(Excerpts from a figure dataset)
────

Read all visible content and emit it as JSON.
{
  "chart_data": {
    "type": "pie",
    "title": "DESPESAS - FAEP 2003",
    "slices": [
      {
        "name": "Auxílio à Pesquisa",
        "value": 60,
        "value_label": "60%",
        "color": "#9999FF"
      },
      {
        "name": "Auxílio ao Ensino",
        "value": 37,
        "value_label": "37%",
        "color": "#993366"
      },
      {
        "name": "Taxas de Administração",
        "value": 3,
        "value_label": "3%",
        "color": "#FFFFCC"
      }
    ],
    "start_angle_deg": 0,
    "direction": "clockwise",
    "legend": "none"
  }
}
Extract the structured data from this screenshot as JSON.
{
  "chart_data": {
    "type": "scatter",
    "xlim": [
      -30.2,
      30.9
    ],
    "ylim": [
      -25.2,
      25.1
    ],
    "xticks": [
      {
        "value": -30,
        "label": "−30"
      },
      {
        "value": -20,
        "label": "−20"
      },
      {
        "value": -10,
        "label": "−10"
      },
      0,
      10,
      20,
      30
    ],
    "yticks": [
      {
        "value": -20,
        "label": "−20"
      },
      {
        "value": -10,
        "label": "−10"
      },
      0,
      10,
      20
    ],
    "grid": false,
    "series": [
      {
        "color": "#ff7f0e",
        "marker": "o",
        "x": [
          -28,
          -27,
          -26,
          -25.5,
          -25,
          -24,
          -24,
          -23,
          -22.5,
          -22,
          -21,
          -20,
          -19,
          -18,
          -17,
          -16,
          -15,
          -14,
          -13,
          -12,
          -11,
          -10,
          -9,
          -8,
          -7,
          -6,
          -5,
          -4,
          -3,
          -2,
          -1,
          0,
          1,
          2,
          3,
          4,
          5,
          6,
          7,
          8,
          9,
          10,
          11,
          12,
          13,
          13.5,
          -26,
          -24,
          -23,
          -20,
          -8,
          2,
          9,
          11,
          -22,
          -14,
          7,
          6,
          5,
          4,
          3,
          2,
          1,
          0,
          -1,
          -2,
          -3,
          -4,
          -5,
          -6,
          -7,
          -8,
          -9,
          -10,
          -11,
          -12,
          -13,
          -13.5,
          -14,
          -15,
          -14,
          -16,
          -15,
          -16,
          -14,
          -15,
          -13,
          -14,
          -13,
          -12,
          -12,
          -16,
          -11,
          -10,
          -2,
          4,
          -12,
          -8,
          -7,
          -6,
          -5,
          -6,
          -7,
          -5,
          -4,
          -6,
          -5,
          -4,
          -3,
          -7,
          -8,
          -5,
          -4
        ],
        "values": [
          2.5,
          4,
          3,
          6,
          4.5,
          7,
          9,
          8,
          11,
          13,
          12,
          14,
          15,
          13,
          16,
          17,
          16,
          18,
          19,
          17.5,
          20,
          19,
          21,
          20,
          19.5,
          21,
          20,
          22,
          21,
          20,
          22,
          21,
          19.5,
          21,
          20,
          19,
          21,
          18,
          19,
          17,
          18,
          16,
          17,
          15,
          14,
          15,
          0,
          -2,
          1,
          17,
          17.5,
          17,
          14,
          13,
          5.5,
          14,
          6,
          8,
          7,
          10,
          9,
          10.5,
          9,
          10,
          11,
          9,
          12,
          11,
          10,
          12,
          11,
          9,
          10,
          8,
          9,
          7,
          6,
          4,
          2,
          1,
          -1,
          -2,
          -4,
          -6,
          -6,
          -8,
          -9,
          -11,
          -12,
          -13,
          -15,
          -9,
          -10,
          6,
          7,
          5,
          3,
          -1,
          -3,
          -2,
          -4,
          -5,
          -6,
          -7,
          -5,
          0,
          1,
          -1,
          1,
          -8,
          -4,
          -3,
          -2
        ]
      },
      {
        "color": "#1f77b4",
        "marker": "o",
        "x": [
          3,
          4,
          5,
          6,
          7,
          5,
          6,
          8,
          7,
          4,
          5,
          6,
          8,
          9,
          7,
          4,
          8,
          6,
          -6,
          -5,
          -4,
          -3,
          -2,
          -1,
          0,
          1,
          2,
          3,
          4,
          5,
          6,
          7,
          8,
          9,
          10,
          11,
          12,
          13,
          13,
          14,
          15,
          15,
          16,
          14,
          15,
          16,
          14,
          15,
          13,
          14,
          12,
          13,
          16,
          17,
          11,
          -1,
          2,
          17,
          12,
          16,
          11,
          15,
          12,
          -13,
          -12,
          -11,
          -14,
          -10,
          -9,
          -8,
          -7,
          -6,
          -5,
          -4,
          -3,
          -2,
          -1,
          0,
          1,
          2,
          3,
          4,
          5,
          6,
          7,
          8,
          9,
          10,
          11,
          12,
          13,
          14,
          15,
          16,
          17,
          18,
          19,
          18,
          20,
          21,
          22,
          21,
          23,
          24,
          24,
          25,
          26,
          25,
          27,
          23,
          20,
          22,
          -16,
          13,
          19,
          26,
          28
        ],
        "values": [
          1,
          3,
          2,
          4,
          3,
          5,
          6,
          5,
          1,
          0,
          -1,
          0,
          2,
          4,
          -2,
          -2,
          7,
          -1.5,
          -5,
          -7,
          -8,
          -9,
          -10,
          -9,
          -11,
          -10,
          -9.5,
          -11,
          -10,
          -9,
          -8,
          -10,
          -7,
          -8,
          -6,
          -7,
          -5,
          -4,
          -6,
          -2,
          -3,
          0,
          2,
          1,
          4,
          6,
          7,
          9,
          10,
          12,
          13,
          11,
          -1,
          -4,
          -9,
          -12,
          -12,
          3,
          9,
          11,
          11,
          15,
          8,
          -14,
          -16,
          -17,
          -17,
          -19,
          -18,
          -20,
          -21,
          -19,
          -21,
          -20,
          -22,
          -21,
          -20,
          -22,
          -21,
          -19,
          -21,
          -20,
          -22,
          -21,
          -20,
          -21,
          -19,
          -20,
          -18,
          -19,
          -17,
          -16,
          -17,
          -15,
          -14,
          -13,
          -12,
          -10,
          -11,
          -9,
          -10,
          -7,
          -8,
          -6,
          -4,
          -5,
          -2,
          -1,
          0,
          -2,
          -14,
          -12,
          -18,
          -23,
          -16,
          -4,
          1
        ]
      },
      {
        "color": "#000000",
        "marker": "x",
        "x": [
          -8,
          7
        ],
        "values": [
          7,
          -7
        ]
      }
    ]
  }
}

────

Extract each line from the listing above, please, and repeat it exactly.

Written answer:
Read all visible content and emit it as JSON.
{
  "chart_data": {
    "type": "pie",
    "title": "DESPESAS - FAEP 2003",
    "slices": [
      {
        "name": "Auxílio à Pesquisa",
        "value": 60,
        "value_label": "60%",
        "color": "#9999FF"
      },
      {
        "name": "Auxílio ao Ensino",
        "value": 37,
        "value_label": "37%",
        "color": "#993366"
      },
      {
        "name": "Taxas de Administração",
        "value": 3,
        "value_label": "3%",
        "color": "#FFFFCC"
      }
    ],
    "start_angle_deg": 0,
    "direction": "clockwise",
    "legend": "none"
  }
}
Extract the structured data from this screenshot as JSON.
{
  "chart_data": {
    "type": "scatter",
    "xlim": [
      -30.2,
      30.9
    ],
    "ylim": [
      -25.2,
      25.1
    ],
    "xticks": [
      {
        "value": -30,
        "label": "−30"
      },
      {
        "value": -20,
        "label": "−20"
      },
      {
        "value": -10,
        "label": "−10"
      },
      0,
      10,
      20,
      30
    ],
    "yticks": [
      {
        "value": -20,
        "label": "−20"
      },
      {
        "value": -10,
        "label": "−10"
      },
      0,
      10,
      20
    ],
    "grid": false,
    "series": [
      {
        "color": "#ff7f0e",
        "marker": "o",
        "x": [
          -28,
          -27,
          -26,
          -25.5,
          -25,
          -24,
          -24,
          -23,
          -22.5,
          -22,
          -21,
          -20,
          -19,
          -18,
          -17,
          -16,
          -15,
          -14,
          -13,
          -12,
          -11,
          -10,
          -9,
          -8,
          -7,
          -6,
          -5,
          -4,
          -3,
          -2,
          -1,
          0,
          1,
          2,
          3,
          4,
          5,
          6,
          7,
          8,
          9,
          10,
          11,
          12,
          13,
          13.5,
          -26,
          -24,
          -23,
          -20,
          -8,
          2,
          9,
          11,
          -22,
          -14,
          7,
          6,
          5,
          4,
          3,
          2,
          1,
          0,
          -1,
          -2,
          -3,
          -4,
          -5,
          -6,
          -7,
          -8,
          -9,
          -10,
          -11,
          -12,
          -13,
          -13.5,
          -14,
          -15,
          -14,
          -16,
          -15,
          -16,
          -14,
          -15,
          -13,
          -14,
          -13,
          -12,
          -12,
          -16,
          -11,
          -10,
          -2,
          4,
          -12,
          -8,
          -7,
          -6,
          -5,
          -6,
          -7,
          -5,
          -4,
          -6,
          -5,
          -4,
          -3,
          -7,
          -8,
          -5,
          -4
        ],
        "values": [
          2.5,
          4,
          3,
          6,
          4.5,
          7,
          9,
          8,
          11,
          13,
          12,
          14,
          15,
          13,
          16,
          17,
          16,
          18,
          19,
          17.5,
          20,
          19,
          21,
          20,
          19.5,
          21,
          20,
          22,
          21,
          20,
          22,
          21,
          19.5,
          21,
          20,
          19,
          21,
          18,
          19,
          17,
          18,
          16,
          17,
          15,
          14,
          15,
          0,
          -2,
          1,
          17,
          17.5,
          17,
          14,
          13,
          5.5,
          14,
          6,
          8,
          7,
          10,
          9,
          10.5,
          9,
          10,
          11,
          9,
          12,
          11,
          10,
          12,
          11,
          9,
          10,
          8,
          9,
          7,
          6,
          4,
          2,
          1,
          -1,
          -2,
          -4,
          -6,
          -6,
          -8,
          -9,
          -11,
          -12,
          -13,
          -15,
          -9,
          -10,
          6,
          7,
          5,
          3,
          -1,
          -3,
          -2,
          -4,
          -5,
          -6,
          -7,
          -5,
          0,
          1,
          -1,
          1,
          -8,
          -4,
          -3,
          -2
        ]
      },
      {
        "color": "#1f77b4",
        "marker": "o",
        "x": [
          3,
          4,
          5,
          6,
          7,
          5,
          6,
          8,
          7,
          4,
          5,
          6,
          8,
          9,
          7,
          4,
          8,
          6,
          -6,
          -5,
          -4,
          -3,
          -2,
          -1,
          0,
          1,
          2,
          3,
          4,
          5,
          6,
          7,
          8,
          9,
          10,
          11,
          12,
          13,
          13,
          14,
          15,
          15,
          16,
          14,
          15,
          16,
          14,
          15,
          13,
          14,
          12,
          13,
          16,
          17,
          11,
          -1,
          2,
          17,
          12,
          16,
          11,
          15,
          12,
          -13,
          -12,
          -11,
          -14,
          -10,
          -9,
          -8,
          -7,
          -6,
          -5,
          -4,
          -3,
          -2,
          -1,
          0,
          1,
          2,
          3,
          4,
          5,
          6,
          7,
          8,
          9,
          10,
          11,
          12,
          13,
          14,
          15,
          16,
          17,
          18,
          19,
          18,
          20,
          21,
          22,
          21,
          23,
          24,
          24,
          25,
          26,
          25,
          27,
          23,
          20,
          22,
          -16,
          13,
          19,
          26,
          28
        ],
        "values": [
          1,
          3,
          2,
          4,
          3,
          5,
          6,
          5,
          1,
          0,
          -1,
          0,
          2,
          4,
          -2,
          -2,
          7,
          -1.5,
          -5,
          -7,
          -8,
          -9,
          -10,
          -9,
          -11,
          -10,
          -9.5,
          -11,
          -10,
          -9,
          -8,
          -10,
          -7,
          -8,
          -6,
          -7,
          -5,
          -4,
          -6,
          -2,
          -3,
          0,
          2,
          1,
          4,
          6,
          7,
          9,
          10,
          12,
          13,
          11,
          -1,
          -4,
          -9,
          -12,
          -12,
          3,
          9,
          11,
          11,
          15,
          8,
          -14,
          -16,
          -17,
          -17,
          -19,
          -18,
          -20,
          -21,
          -19,
          -21,
          -20,
          -22,
          -21,
          -20,
          -22,
          -21,
          -19,
          -21,
          -20,
          -22,
          -21,
          -20,
          -21,
          -19,
          -20,
          -18,
          -19,
          -17,
          -16,
          -17,
          -15,
          -14,
          -13,
          -12,
          -10,
          -11,
          -9,
          -10,
          -7,
          -8,
          -6,
          -4,
          -5,
          -2,
          -1,
          0,
          -2,
          -14,
          -12,
          -18,
          -23,
          -16,
          -4,
          1
        ]
      },
      {
        "color": "#000000",
        "marker": "x",
        "x": [
          -8,
          7
        ],
        "values": [
          7,
          -7
        ]
      }
    ]
  }
}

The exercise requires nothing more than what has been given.